[Stated task]: Across the material below, how many lines contain the word "tier"? Give only the number.

[The input]:

______

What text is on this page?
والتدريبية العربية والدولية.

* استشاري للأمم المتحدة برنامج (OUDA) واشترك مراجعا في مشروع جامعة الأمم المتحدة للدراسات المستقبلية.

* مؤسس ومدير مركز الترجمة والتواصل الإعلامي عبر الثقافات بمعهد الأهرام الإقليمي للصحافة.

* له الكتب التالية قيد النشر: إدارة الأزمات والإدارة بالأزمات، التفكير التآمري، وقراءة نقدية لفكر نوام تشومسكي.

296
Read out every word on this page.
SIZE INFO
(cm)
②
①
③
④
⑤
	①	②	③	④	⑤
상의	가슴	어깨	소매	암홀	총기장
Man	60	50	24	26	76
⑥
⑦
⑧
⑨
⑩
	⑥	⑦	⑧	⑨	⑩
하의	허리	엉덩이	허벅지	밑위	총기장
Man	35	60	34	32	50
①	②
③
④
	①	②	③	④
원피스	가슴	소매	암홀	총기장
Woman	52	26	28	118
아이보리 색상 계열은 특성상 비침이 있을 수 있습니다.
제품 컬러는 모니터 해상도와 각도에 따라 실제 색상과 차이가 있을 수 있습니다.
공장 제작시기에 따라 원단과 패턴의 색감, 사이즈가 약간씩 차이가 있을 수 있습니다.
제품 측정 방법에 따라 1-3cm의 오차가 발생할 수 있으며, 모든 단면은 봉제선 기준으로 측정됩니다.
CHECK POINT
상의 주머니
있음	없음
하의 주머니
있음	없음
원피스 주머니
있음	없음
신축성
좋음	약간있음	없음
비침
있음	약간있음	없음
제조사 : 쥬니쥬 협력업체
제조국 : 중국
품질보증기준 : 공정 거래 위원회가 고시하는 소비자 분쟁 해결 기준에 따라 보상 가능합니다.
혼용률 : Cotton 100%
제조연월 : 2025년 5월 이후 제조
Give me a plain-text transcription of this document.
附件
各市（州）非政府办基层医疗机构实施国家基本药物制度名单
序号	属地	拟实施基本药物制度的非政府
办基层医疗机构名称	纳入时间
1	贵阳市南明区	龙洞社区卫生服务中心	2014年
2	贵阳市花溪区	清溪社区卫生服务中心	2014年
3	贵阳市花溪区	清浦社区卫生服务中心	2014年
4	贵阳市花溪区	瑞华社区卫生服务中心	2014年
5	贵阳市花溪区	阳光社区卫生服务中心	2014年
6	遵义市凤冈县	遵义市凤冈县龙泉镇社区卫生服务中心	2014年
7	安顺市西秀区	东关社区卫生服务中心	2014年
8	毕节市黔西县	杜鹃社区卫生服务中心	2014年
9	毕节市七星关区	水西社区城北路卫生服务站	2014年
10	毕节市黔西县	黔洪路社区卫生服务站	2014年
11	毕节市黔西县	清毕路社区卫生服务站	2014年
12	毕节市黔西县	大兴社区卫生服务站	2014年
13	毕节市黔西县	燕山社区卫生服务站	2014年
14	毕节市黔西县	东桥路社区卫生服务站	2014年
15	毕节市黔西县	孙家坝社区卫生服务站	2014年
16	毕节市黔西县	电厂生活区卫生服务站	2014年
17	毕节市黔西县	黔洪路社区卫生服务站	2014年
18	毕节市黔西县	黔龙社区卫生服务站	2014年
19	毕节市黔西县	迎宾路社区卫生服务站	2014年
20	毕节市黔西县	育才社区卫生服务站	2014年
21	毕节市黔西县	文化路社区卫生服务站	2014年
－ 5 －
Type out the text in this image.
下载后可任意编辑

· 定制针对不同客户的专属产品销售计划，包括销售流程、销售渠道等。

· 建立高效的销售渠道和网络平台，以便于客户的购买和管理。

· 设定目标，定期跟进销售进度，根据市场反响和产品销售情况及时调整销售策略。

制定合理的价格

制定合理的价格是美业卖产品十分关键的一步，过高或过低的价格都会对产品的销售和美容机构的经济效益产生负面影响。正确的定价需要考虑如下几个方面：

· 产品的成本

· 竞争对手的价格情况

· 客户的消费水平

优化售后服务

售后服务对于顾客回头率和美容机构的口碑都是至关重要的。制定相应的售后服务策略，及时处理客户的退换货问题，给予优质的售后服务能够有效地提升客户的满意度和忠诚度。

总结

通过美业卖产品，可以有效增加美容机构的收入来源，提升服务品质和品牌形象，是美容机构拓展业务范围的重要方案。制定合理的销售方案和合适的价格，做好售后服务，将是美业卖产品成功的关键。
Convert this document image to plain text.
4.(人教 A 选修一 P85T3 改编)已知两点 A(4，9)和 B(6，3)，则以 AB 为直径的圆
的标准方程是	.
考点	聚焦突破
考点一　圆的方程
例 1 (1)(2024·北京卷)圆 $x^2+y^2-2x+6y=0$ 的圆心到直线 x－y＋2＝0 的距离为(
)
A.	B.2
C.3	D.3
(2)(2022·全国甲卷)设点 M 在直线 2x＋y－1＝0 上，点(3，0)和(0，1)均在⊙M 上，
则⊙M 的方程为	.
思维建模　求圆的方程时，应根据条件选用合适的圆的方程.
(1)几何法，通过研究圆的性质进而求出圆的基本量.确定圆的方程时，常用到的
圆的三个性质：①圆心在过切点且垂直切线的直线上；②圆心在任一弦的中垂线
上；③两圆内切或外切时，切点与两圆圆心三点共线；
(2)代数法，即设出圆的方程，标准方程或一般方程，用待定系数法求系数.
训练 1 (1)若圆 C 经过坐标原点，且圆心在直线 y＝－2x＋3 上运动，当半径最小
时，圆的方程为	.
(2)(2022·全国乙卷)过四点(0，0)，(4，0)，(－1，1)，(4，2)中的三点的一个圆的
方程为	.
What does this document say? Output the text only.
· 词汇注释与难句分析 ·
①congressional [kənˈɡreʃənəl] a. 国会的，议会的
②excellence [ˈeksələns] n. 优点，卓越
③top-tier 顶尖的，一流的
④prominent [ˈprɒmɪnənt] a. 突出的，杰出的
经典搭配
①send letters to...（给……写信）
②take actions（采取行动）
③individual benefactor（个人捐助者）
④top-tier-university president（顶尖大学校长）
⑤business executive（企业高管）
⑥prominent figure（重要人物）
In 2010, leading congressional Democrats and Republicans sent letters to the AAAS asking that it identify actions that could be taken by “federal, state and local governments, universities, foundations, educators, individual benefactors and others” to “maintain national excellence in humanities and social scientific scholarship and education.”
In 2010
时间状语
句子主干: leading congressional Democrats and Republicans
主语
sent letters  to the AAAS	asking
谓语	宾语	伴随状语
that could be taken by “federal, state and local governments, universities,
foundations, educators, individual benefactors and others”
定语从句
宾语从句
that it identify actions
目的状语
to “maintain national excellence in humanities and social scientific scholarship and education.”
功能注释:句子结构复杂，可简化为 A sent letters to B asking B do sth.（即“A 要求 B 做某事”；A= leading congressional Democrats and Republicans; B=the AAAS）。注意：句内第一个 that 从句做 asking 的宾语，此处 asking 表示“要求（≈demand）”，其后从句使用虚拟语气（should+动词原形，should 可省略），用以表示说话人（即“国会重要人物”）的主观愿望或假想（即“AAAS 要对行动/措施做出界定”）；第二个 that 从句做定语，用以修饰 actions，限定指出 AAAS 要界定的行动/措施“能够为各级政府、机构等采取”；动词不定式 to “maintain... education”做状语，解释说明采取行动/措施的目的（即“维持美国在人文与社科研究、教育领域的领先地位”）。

______

[Exercise solution]: 2